PROBLEM. Repeat, exactly and completely, the entries shown underneath.

SUPPLIED MATERIAL.
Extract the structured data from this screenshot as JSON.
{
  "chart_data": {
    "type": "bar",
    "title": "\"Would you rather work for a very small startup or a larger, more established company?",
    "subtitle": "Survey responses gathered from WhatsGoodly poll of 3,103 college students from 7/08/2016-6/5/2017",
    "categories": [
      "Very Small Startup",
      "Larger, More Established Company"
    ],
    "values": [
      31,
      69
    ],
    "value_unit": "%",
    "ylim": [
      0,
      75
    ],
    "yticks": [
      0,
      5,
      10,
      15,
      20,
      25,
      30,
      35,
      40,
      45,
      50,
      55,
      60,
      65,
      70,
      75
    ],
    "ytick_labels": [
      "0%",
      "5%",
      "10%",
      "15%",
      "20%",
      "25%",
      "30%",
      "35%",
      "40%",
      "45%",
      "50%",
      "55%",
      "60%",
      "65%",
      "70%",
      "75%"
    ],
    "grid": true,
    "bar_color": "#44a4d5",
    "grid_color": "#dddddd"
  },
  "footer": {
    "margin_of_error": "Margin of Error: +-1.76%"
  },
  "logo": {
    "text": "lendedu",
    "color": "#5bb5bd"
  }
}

WRITTEN ANSWER.
Extract the structured data from this screenshot as JSON.
{
  "chart_data": {
    "type": "bar",
    "title": "\"Would you rather work for a very small startup or a larger, more established company?",
    "subtitle": "Survey responses gathered from WhatsGoodly poll of 3,103 college students from 7/08/2016-6/5/2017",
    "categories": [
      "Very Small Startup",
      "Larger, More Established Company"
    ],
    "values": [
      31,
      69
    ],
    "value_unit": "%",
    "ylim": [
      0,
      75
    ],
    "yticks": [
      0,
      5,
      10,
      15,
      20,
      25,
      30,
      35,
      40,
      45,
      50,
      55,
      60,
      65,
      70,
      75
    ],
    "ytick_labels": [
      "0%",
      "5%",
      "10%",
      "15%",
      "20%",
      "25%",
      "30%",
      "35%",
      "40%",
      "45%",
      "50%",
      "55%",
      "60%",
      "65%",
      "70%",
      "75%"
    ],
    "grid": true,
    "bar_color": "#44a4d5",
    "grid_color": "#dddddd"
  },
  "footer": {
    "margin_of_error": "Margin of Error: +-1.76%"
  },
  "logo": {
    "text": "lendedu",
    "color": "#5bb5bd"
  }
}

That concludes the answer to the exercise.